# GOAL
Tell how many lines include the string "اشتراک". Answer with a single number.

# PROVIDED MATERIAL
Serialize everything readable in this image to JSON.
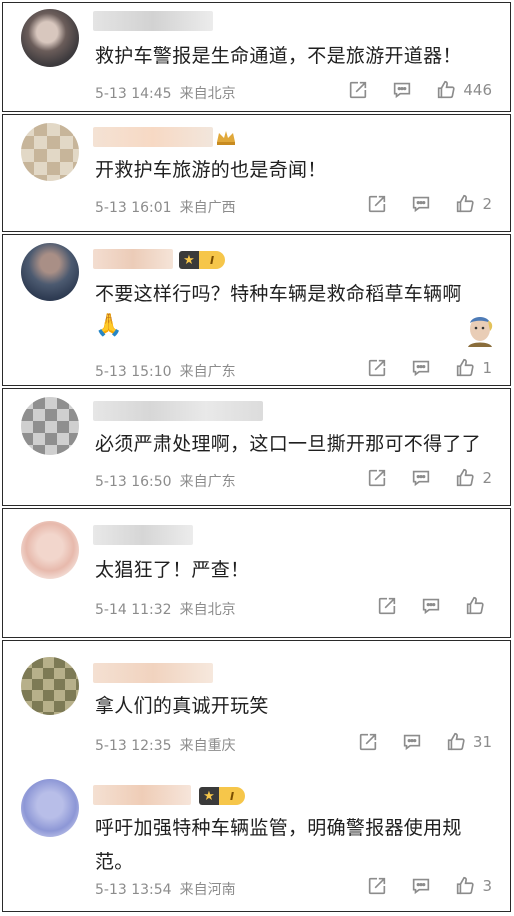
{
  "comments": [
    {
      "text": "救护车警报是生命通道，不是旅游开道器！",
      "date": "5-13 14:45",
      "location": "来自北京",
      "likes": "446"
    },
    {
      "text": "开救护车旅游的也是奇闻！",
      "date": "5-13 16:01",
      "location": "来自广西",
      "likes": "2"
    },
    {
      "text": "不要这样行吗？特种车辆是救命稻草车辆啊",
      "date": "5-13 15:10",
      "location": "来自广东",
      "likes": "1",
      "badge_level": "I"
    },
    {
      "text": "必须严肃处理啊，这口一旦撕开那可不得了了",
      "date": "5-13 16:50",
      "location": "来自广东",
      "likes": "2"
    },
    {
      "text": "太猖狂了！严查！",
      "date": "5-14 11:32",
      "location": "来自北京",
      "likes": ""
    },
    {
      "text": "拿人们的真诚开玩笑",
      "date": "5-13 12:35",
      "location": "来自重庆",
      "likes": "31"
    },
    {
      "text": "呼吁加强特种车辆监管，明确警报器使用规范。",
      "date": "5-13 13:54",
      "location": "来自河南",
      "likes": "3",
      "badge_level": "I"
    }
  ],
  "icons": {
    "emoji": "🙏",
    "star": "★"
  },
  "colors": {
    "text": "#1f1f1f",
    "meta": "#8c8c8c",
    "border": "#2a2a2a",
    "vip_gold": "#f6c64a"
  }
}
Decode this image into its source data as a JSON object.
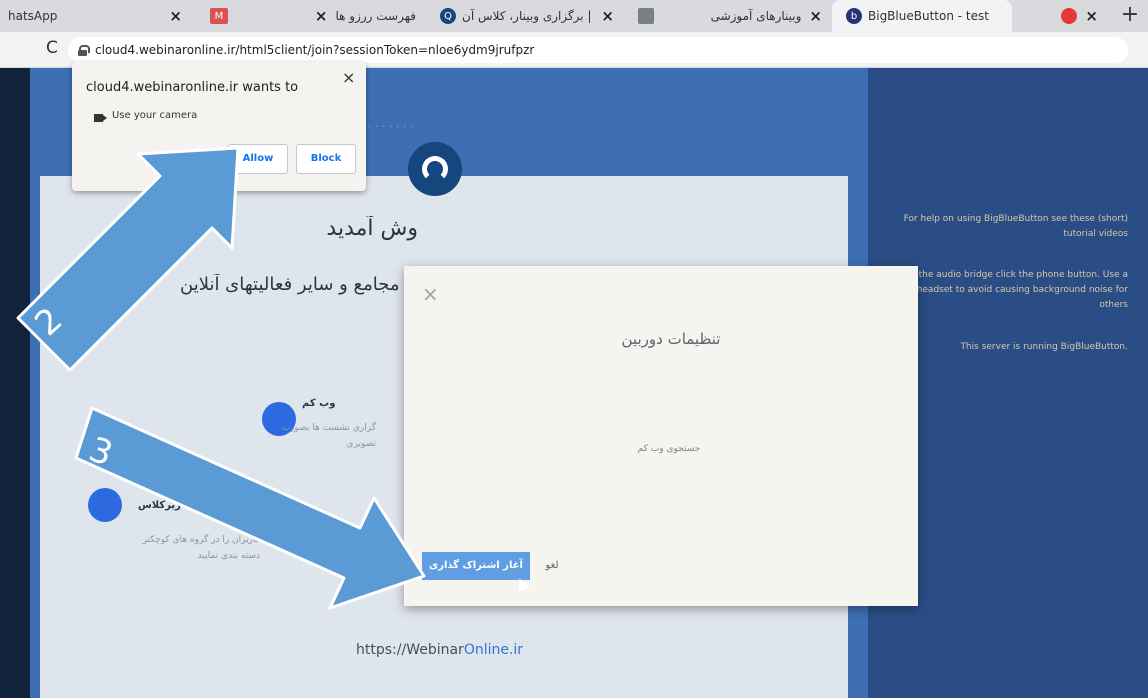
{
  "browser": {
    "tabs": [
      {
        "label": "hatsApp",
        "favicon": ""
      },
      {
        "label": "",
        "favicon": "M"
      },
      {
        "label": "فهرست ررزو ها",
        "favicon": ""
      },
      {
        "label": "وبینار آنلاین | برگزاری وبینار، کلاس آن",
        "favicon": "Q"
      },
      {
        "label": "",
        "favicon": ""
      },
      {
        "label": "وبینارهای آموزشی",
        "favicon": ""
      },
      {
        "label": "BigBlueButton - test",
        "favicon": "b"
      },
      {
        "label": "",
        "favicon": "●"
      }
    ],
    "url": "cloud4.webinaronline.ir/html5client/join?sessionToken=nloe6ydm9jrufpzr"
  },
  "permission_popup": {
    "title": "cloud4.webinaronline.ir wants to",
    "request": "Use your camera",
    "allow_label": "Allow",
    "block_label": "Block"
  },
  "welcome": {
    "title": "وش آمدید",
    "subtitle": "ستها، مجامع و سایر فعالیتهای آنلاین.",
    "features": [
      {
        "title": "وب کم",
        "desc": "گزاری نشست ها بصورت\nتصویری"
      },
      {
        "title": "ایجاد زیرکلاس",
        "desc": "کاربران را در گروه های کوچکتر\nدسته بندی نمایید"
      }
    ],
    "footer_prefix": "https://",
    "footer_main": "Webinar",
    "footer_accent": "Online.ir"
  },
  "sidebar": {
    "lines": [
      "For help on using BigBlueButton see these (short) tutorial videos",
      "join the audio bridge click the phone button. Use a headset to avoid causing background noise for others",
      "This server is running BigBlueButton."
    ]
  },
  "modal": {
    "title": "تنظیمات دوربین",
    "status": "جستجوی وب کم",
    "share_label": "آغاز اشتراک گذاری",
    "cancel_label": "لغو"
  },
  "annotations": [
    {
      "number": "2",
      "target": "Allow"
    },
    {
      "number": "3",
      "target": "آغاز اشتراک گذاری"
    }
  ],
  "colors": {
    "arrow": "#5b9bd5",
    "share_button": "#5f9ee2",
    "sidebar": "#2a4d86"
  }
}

---

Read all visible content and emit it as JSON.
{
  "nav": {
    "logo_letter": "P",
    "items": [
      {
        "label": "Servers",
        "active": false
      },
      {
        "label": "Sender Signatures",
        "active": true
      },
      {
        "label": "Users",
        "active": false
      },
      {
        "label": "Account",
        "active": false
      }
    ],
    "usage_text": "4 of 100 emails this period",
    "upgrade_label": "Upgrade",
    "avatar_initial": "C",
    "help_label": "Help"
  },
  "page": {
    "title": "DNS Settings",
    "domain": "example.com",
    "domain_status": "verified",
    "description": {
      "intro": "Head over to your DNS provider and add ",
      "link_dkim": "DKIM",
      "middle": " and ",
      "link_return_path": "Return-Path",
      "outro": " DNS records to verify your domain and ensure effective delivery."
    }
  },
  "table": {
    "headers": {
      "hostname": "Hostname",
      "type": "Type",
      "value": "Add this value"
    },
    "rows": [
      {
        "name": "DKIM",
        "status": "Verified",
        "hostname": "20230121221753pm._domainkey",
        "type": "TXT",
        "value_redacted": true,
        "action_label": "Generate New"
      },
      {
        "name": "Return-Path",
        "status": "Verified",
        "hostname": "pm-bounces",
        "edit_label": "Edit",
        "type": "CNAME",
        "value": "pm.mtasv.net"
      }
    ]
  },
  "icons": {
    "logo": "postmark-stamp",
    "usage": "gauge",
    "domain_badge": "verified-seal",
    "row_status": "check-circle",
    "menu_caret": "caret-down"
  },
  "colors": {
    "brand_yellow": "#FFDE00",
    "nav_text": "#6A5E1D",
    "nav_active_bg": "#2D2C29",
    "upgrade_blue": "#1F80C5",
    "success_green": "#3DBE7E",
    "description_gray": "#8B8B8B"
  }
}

# ANSWER TO THE PROBLEM
2